Why Give So Much Space To Lightweight Twombly?

When was the last time you saw a major American museum

devote 10 large galleries to the sculpture of a distinctly minor contemporary

talent? This is but one of the many questions raised by the overscale

exhibition of Cy Twombly’s underweight sculpture at the National Gallery of Art

in Washington, D.C. Even in a period like ours, when museums routinely favor a

promiscuously high tolerance for underachievement in art, I cannot think of a

precedent for such lavish attention to be focused on a sculptural

accomplishment so derivative in conception, so degraded in execution, and

otherwise so overweeningly pretentious in what it claims for itself.

# Stated exercise
Please write the next part of the review of the Cy Twombly sculpture exhibition, picking up after its final sentence. The entries that come next are separate material with no connection to the review.

# Recorded data
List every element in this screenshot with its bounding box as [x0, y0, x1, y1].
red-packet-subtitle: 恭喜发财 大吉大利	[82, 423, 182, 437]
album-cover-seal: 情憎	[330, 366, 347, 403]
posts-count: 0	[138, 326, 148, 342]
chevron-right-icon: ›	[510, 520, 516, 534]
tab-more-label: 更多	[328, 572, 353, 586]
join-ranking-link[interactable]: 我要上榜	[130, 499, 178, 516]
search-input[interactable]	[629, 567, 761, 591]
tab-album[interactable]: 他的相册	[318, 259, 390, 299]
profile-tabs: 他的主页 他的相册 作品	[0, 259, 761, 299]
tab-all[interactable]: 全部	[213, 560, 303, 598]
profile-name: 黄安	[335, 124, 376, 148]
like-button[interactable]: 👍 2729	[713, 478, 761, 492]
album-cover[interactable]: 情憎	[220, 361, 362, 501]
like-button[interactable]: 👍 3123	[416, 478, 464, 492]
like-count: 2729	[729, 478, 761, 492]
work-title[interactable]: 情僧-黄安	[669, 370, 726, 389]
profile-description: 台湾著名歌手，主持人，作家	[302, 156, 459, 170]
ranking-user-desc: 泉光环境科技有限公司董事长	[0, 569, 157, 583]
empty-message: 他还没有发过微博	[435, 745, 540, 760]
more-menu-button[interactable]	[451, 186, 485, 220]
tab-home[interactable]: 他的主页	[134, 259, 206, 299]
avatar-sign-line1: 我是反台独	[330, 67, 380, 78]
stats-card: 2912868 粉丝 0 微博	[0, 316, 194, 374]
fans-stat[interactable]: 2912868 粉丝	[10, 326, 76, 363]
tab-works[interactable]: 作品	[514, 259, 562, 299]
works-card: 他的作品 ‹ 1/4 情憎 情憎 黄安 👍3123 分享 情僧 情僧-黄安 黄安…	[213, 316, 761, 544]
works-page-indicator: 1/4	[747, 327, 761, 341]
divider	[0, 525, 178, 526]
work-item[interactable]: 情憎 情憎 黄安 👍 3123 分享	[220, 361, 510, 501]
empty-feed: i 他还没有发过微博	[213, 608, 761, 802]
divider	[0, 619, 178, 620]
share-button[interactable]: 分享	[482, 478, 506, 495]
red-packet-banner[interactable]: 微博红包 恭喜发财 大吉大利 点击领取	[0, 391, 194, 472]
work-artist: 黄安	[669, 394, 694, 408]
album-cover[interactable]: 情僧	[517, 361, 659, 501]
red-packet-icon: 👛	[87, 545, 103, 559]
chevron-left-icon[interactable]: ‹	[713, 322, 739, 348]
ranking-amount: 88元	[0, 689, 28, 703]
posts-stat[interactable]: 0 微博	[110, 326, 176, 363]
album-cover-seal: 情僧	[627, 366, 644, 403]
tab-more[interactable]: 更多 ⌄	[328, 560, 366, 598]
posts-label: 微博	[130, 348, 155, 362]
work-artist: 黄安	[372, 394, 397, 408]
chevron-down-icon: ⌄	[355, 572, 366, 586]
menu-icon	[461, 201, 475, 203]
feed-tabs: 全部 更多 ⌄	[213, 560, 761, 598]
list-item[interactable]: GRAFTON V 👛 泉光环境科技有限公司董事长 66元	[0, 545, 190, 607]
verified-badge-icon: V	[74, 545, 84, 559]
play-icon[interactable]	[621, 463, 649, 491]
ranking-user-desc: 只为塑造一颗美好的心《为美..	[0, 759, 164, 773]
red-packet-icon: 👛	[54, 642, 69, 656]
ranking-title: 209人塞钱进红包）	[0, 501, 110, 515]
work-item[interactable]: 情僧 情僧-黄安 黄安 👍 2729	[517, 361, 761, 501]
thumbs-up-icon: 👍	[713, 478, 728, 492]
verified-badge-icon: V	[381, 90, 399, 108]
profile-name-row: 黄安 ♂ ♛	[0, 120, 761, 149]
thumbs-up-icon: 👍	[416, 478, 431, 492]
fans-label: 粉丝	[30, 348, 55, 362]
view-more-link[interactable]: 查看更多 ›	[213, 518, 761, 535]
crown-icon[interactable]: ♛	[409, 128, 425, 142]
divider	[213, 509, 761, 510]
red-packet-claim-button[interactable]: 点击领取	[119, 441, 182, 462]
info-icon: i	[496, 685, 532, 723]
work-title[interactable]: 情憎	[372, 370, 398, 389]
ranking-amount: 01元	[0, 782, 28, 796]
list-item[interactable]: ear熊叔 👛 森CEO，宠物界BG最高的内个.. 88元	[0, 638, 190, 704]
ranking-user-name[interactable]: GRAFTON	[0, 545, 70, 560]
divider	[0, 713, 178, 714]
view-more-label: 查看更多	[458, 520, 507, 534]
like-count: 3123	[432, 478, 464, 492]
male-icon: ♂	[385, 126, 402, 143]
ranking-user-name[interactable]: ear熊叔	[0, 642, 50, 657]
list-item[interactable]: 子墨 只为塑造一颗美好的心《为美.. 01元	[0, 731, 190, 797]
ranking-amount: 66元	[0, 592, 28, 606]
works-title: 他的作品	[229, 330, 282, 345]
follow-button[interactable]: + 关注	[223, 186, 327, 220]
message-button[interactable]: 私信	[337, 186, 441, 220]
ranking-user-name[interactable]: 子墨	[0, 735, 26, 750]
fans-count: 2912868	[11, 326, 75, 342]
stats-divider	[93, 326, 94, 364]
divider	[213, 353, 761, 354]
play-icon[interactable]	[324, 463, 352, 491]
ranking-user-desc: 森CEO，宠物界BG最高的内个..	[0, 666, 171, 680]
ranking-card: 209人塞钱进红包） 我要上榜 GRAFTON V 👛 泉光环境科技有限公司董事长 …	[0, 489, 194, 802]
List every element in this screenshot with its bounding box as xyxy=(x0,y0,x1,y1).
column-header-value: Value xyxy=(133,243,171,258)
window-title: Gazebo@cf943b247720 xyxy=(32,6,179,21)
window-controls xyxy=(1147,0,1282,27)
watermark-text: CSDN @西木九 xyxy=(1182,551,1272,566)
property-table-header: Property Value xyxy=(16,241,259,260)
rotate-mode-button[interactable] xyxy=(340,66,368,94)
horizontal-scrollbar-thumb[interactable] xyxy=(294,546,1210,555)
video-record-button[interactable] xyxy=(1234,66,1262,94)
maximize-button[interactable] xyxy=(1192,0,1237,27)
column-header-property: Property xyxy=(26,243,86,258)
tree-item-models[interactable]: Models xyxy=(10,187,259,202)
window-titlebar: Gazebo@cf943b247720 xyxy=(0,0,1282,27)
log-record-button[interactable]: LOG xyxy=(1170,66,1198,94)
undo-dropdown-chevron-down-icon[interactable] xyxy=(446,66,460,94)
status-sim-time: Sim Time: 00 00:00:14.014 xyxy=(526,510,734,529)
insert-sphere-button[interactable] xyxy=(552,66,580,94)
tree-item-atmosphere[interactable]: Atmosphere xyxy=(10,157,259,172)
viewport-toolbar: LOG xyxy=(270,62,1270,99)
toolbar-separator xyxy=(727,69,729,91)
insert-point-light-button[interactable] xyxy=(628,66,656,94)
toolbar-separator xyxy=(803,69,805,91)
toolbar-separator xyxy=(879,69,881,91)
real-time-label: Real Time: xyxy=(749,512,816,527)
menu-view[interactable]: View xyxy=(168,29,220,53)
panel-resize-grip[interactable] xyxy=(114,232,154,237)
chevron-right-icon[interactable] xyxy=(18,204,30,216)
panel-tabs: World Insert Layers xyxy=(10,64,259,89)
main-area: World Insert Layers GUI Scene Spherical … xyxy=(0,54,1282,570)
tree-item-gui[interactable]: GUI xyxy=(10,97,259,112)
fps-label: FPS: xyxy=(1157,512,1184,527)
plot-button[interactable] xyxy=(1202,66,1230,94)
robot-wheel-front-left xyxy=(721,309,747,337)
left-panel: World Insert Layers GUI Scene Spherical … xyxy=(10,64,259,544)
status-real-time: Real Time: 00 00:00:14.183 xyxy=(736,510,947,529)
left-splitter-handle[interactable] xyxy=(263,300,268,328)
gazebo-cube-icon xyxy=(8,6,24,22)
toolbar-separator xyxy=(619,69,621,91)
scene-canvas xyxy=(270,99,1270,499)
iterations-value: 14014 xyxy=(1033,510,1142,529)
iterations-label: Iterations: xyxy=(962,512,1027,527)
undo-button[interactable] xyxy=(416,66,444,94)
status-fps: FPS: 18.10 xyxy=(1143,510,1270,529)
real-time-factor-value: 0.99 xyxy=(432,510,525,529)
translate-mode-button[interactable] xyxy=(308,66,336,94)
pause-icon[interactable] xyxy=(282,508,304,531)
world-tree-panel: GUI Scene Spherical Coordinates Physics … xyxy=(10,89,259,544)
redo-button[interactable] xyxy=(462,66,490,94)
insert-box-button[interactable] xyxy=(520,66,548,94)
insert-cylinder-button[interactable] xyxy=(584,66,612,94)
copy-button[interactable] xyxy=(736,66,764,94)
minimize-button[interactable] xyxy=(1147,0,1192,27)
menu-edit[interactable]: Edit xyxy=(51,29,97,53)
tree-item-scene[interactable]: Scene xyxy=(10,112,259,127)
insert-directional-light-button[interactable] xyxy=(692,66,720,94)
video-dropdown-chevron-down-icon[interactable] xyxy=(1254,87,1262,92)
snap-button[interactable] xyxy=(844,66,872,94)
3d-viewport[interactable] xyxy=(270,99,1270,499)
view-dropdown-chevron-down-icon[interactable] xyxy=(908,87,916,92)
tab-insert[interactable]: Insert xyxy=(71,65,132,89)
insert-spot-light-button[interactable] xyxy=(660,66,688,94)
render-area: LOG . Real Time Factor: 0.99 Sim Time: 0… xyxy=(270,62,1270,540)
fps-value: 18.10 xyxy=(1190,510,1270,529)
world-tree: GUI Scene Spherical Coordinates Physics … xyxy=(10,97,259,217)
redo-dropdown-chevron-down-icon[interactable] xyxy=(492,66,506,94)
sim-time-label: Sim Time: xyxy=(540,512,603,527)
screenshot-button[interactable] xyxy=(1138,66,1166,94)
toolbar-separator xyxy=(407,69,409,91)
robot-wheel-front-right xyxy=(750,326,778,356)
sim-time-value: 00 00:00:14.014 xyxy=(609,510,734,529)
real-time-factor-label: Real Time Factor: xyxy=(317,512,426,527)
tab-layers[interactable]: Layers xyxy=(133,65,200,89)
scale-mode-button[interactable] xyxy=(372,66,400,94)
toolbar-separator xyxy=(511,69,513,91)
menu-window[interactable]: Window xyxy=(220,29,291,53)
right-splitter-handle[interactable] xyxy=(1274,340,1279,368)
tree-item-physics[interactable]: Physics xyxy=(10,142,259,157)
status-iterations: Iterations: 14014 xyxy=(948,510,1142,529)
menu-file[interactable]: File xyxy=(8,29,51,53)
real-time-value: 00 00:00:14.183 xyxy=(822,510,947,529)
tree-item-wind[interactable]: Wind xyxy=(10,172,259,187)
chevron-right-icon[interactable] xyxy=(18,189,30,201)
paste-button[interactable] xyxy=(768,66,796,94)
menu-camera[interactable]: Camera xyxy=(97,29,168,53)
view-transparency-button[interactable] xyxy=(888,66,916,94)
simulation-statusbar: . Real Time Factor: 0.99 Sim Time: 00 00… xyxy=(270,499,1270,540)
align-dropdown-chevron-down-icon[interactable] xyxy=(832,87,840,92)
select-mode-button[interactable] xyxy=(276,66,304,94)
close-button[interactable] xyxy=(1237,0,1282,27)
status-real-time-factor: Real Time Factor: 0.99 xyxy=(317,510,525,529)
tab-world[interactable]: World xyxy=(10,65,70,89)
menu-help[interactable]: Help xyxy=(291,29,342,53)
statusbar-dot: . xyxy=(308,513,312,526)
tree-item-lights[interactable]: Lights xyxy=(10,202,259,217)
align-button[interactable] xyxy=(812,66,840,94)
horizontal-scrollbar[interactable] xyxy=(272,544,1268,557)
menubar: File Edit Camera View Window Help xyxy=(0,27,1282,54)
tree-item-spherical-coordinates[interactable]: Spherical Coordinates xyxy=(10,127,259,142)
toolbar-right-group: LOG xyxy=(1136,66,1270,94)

# Task response
Yet at the National Gallery, 10 spacious rooms in the

stately West Building-or eight, perhaps, if you count as single rooms the two

largest, which are both divided into two exhibition spaces-have been

extensively and expensively renovated for this curious event. The walls of the

elegant, high-ceilinged rooms have been repainted a lovely soft white to

provide a pristine atmosphere for the white paint and plaster of the sculpture.

The newly refinished hardwood floors glow with a satin reflection under the

abundant natural light flooding in from the newly opened skylights. Even the

customary wall labels have been banished in favor of a single understated

diagram in each room identifying the objects it contains. The result would no

doubt make an ideal setting for some of the greatest sculpture of the modern

era-or, for that matter, any era.

But what are we given to look at in this rarefied setting? A

show called Cy Twombly: The Sculpture .

One hardly knows whether to laugh or cry. If comedy can be said to result from

the deliberate juxtaposition of incongruities, then Cy Twombly: The Sculpture must certainly be counted a very comical

experience. On the other hand, for the National Gallery to exhibit sculpture of

such low accomplishment on this outsize scale is no laughing matter.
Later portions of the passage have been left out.